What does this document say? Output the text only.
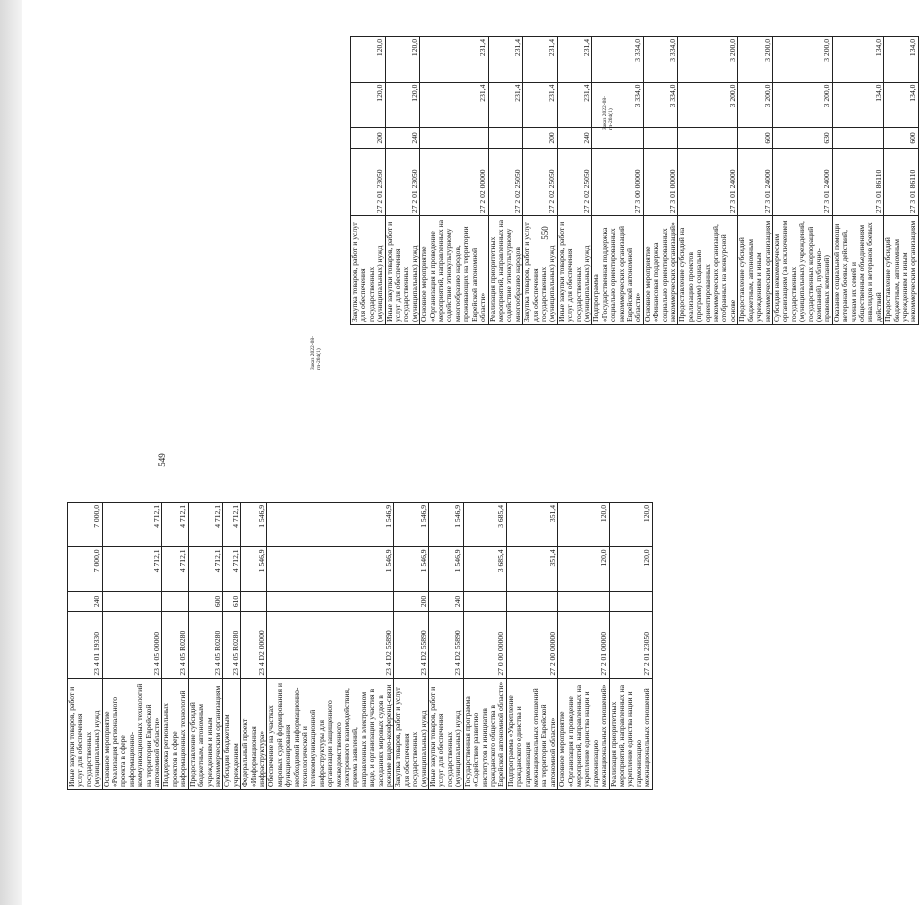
Иные закупки товаров, работ и услуг для обеспечения государственных (муниципальных) нужд	23 4 01 19330	240	7 000,0	7 000,0
Основное мероприятие «Реализация регионального проекта в сфере информационно-коммуникационных технологий на территории Еврейской автономной области»	23 4 05 00000		4 712,1	4 712,1
Поддержка региональных проектов в сфере информационных технологий	23 4 05 R0280		4 712,1	4 712,1
Предоставление субсидий бюджетным, автономным учреждениям и иным некоммерческим организациям	23 4 05 R0280	600	4 712,1	4 712,1
Субсидии бюджетным учреждениям	23 4 05 R0280	610	4 712,1	4 712,1
Федеральный проект «Информационная инфраструктура»	23 4 D2 00000		1 546,9	1 546,9
Обеспечение на участках мировых судей формирования и функционирования необходимой информационно-технологической и телекоммуникационной инфраструктуры для организации защищенного межведомственного электронного взаимодействия, приема заявлений, направленных в электронном виде, и организации участия в заседаниях мировых судов в режиме видео-конференц-связи	23 4 D2 55890		1 546,9	1 546,9
Закупка товаров, работ и услуг для обеспечения государственных (муниципальных) нужд	23 4 D2 55890	200	1 546,9	1 546,9
Иные закупки товаров, работ и услуг для обеспечения государственных (муниципальных) нужд	23 4 D2 55890	240	1 546,9	1 546,9
Государственная программа «Содействие развитию институтов и инициатив гражданского общества в Еврейской автономной области»	27 0 00 00000		3 685,4	3 685,4
Подпрограмма «Укрепление гражданского единства и гармонизация межнациональных отношений на территории Еврейской автономной области»	27 2 00 00000		351,4	351,4
Основное мероприятие «Организация и проведение мероприятий, направленных на укрепление единства нации и гармонизацию межнациональных отношений»	27 2 01 00000		120,0	120,0
Реализация приоритетных мероприятий, направленных на укрепление единства нации и гармонизацию межнациональных отношений	27 2 01 23050		120,0	120,0
549
Заказ 2022-08-гп-204(1)
Закупка товаров, работ и услуг для обеспечения государственных (муниципальных) нужд	27 2 01 23050	200	120,0	120,0
Иные закупки товаров, работ и услуг для обеспечения государственных (муниципальных) нужд	27 2 01 23050	240	120,0	120,0
Основное мероприятие «Организация и проведение мероприятий, направленных на содействие этнокультурному многообразию народов, проживающих на территории Еврейской автономной области»	27 2 02 00000		231,4	231,4
Реализация приоритетных мероприятий, направленных на содействие этнокультурному многообразию народов	27 2 02 25050		231,4	231,4
Закупка товаров, работ и услуг для обеспечения государственных (муниципальных) нужд	27 2 02 25050	200	231,4	231,4
Иные закупки товаров, работ и услуг для обеспечения государственных (муниципальных) нужд	27 2 02 25050	240	231,4	231,4
Подпрограмма «Государственная поддержка социально ориентированных некоммерческих организаций Еврейской автономной области»	27 3 00 00000		3 334,0	3 334,0
Основное мероприятие «Финансовая поддержка социально ориентированных некоммерческих организаций»	27 3 01 00000		3 334,0	3 334,0
Предоставление субсидий на реализацию проектов (программ) социально ориентированных некоммерческих организаций, отобранных на конкурсной основе	27 3 01 24000		3 200,0	3 200,0
Предоставление субсидий бюджетным, автономным учреждениям и иным некоммерческим организациям	27 3 01 24000	600	3 200,0	3 200,0
Субсидии некоммерческим организациям (за исключением государственных (муниципальных) учреждений, государственных корпораций (компаний), публично-правовых компаний)	27 3 01 24000	630	3 200,0	3 200,0
Оказание социальной помощи ветеранам боевых действий, членам их семей и общественным объединениям инвалидов и ветеранов боевых действий	27 3 01 86110		134,0	134,0
Предоставление субсидий бюджетным, автономным учреждениям и иным некоммерческим организациям	27 3 01 86110	600	134,0	134,0
550
Заказ 2022-08-гп-204(1)
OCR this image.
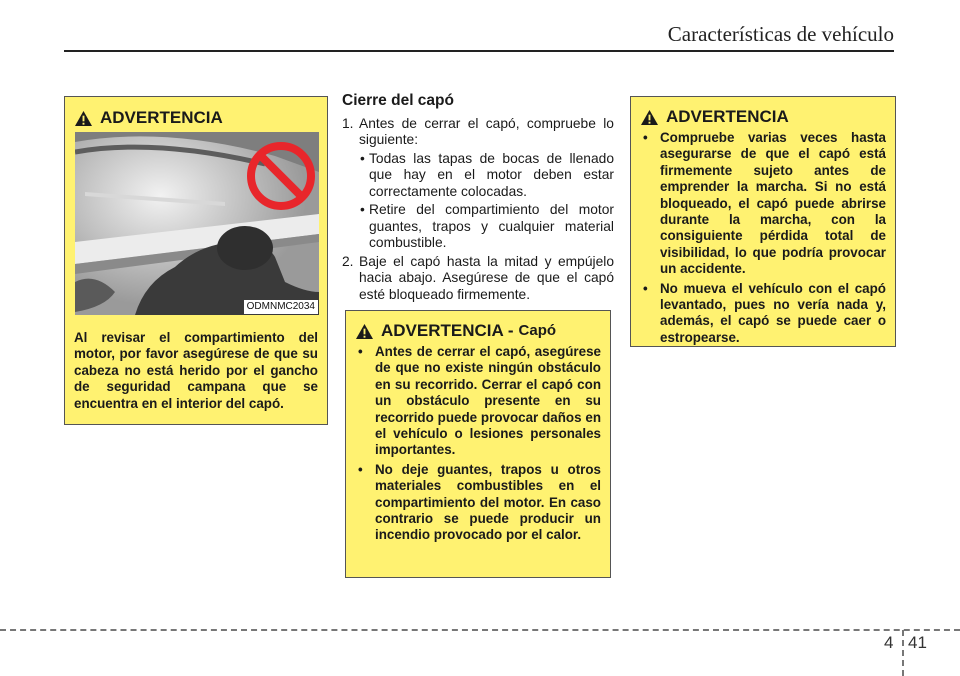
Características de vehículo
ADVERTENCIA
ODMNMC2034
Al revisar el compartimiento del motor, por favor asegúrese de que su cabeza no está herido por el gancho de seguridad campana que se encuentra en el interior del capó.
Cierre del capó
1. Antes de cerrar el capó, compruebe lo siguiente:
• Todas las tapas de bocas de llenado que hay en el motor deben estar correctamente colocadas.
• Retire del compartimiento del motor guantes, trapos y cualquier material combustible.
2. Baje el capó hasta la mitad y empújelo hacia abajo. Asegúrese de que el capó esté bloqueado firmemente.
ADVERTENCIA - Capó
• Antes de cerrar el capó, asegúrese de que no existe ningún obstáculo en su recorrido. Cerrar el capó con un obstáculo presente en su recorrido puede provocar daños en el vehículo o lesiones personales importantes.
• No deje guantes, trapos u otros materiales combustibles en el compartimiento del motor. En caso contrario se puede producir un incendio provocado por el calor.
ADVERTENCIA
• Compruebe varias veces hasta asegurarse de que el capó está firmemente sujeto antes de emprender la marcha. Si no está bloqueado, el capó puede abrirse durante la marcha, con la consiguiente pérdida total de visibilidad, lo que podría provocar un accidente.
• No mueva el vehículo con el capó levantado, pues no vería nada y, además, el capó se puede caer o estropearse.
4 41
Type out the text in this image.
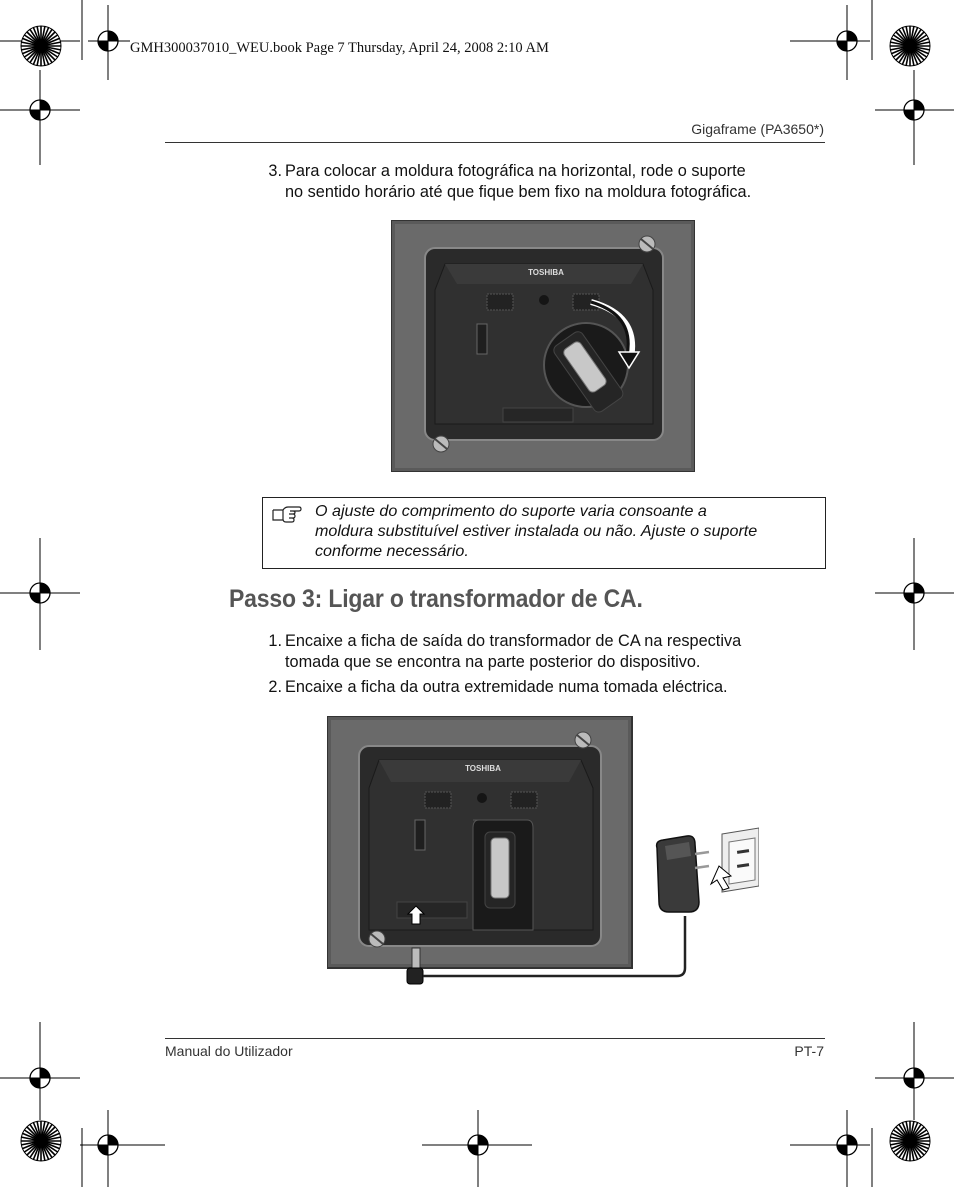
GMH300037010_WEU.book Page 7 Thursday, April 24, 2008 2:10 AM
Gigaframe (PA3650*)
3. Para colocar a moldura fotográfica na horizontal, rode o suporte
no sentido horário até que fique bem fixo na moldura fotográfica.
TOSHIBA
O ajuste do comprimento do suporte varia consoante a
moldura substituível estiver instalada ou não. Ajuste o suporte
conforme necessário.
Passo 3: Ligar o transformador de CA.
1. Encaixe a ficha de saída do transformador de CA na respectiva
tomada que se encontra na parte posterior do dispositivo.
2. Encaixe a ficha da outra extremidade numa tomada eléctrica.
TOSHIBA
Manual do Utilizador	PT-7
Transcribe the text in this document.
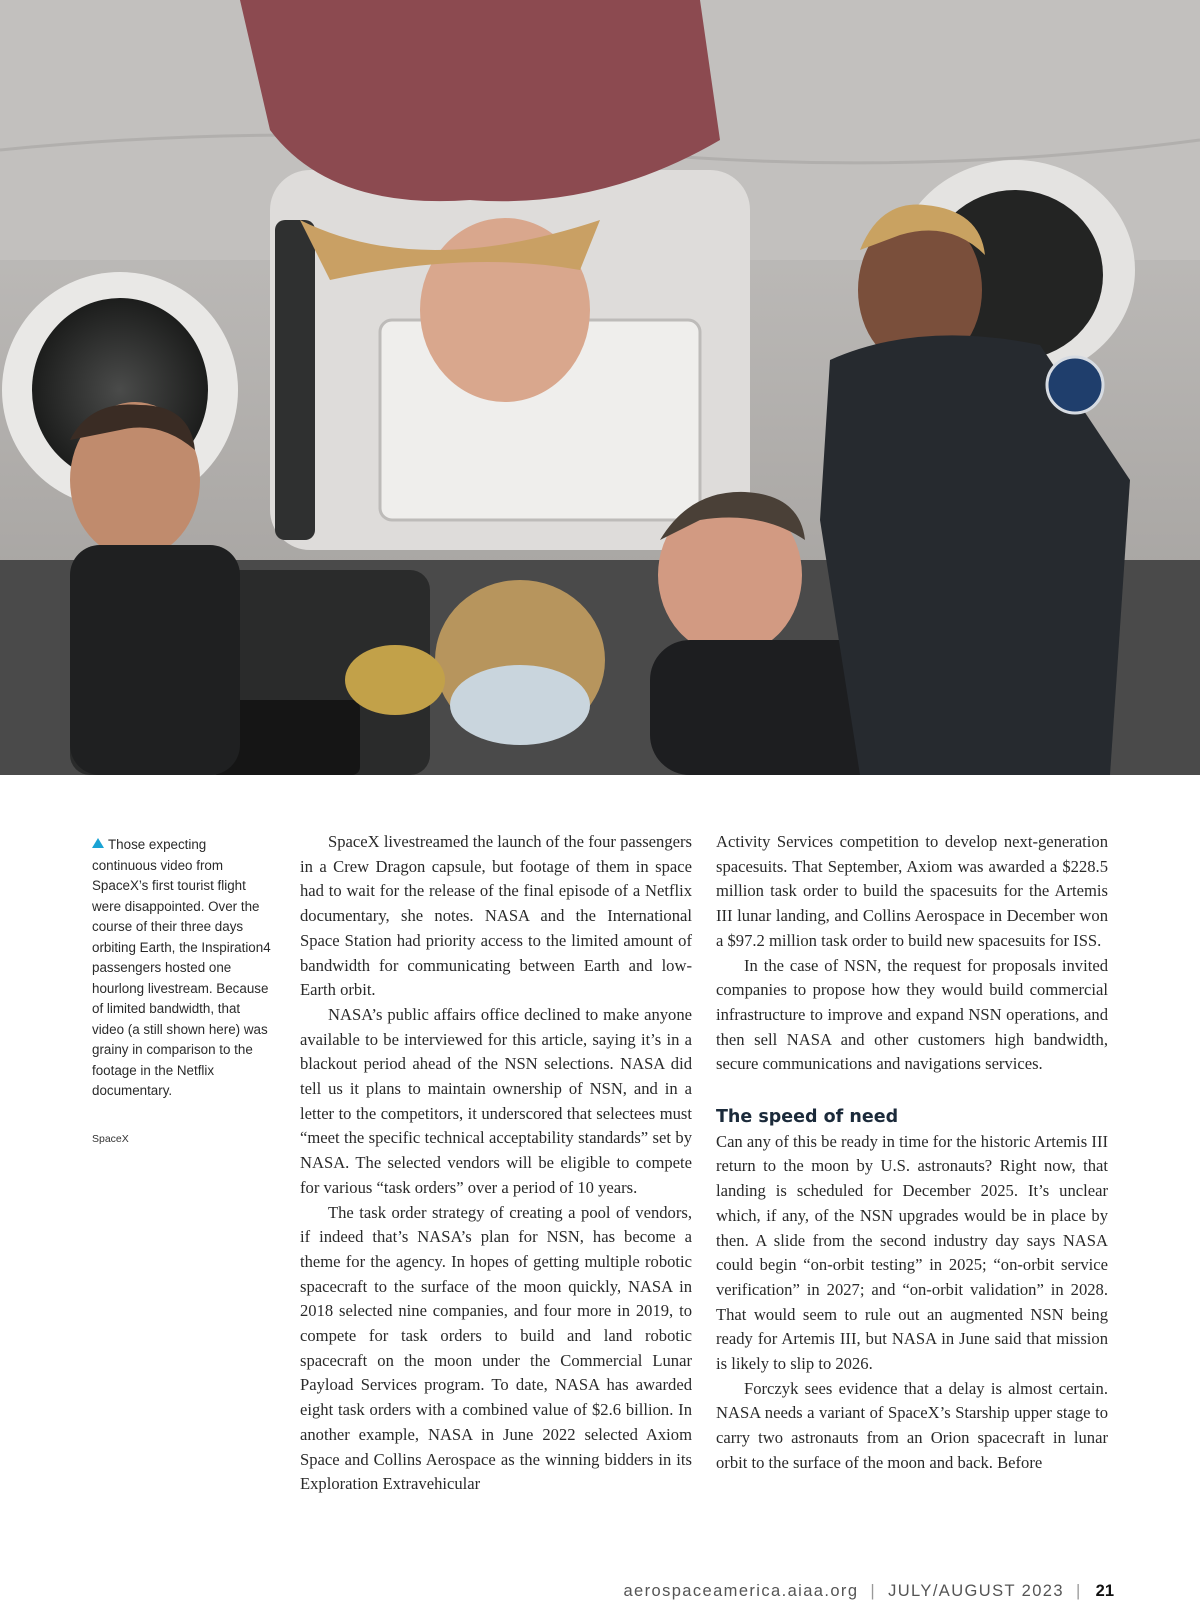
Those expecting continuous video from SpaceX’s first tourist flight were disappointed. Over the course of their three days orbiting Earth, the Inspiration4 passengers hosted one hourlong livestream. Because of limited bandwidth, that video (a still shown here) was grainy in comparison to the footage in the Netflix documentary.
SpaceX

SpaceX livestreamed the launch of the four passengers in a Crew Dragon capsule, but footage of them in space had to wait for the release of the final episode of a Netflix documentary, she notes. NASA and the International Space Station had priority access to the limited amount of bandwidth for communicating between Earth and low-Earth orbit.

NASA’s public affairs office declined to make anyone available to be interviewed for this article, saying it’s in a blackout period ahead of the NSN selections. NASA did tell us it plans to maintain ownership of NSN, and in a letter to the competitors, it underscored that selectees must “meet the specific technical acceptability standards” set by NASA. The selected vendors will be eligible to compete for various “task orders” over a period of 10 years.

The task order strategy of creating a pool of vendors, if indeed that’s NASA’s plan for NSN, has become a theme for the agency. In hopes of getting multiple robotic spacecraft to the surface of the moon quickly, NASA in 2018 selected nine companies, and four more in 2019, to compete for task orders to build and land robotic spacecraft on the moon under the Commercial Lunar Payload Services program. To date, NASA has awarded eight task orders with a combined value of $2.6 billion. In another example, NASA in June 2022 selected Axiom Space and Collins Aerospace as the winning bidders in its Exploration Extravehicular

Activity Services competition to develop next-generation spacesuits. That September, Axiom was awarded a $228.5 million task order to build the spacesuits for the Artemis III lunar landing, and Collins Aerospace in December won a $97.2 million task order to build new spacesuits for ISS.

In the case of NSN, the request for proposals invited companies to propose how they would build commercial infrastructure to improve and expand NSN operations, and then sell NASA and other customers high bandwidth, secure communications and navigations services.

The speed of need

Can any of this be ready in time for the historic Artemis III return to the moon by U.S. astronauts? Right now, that landing is scheduled for December 2025. It’s unclear which, if any, of the NSN upgrades would be in place by then. A slide from the second industry day says NASA could begin “on-orbit testing” in 2025; “on-orbit service verification” in 2027; and “on-orbit validation” in 2028. That would seem to rule out an augmented NSN being ready for Artemis III, but NASA in June said that mission is likely to slip to 2026.

Forczyk sees evidence that a delay is almost certain. NASA needs a variant of SpaceX’s Starship upper stage to carry two astronauts from an Orion spacecraft in lunar orbit to the surface of the moon and back. Before

aerospaceamerica.aiaa.org | JULY/AUGUST 2023 | 21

Short exercise:
Give the number of lines that hold the word "Encaixe" in these records, with nothing added.

In response:
2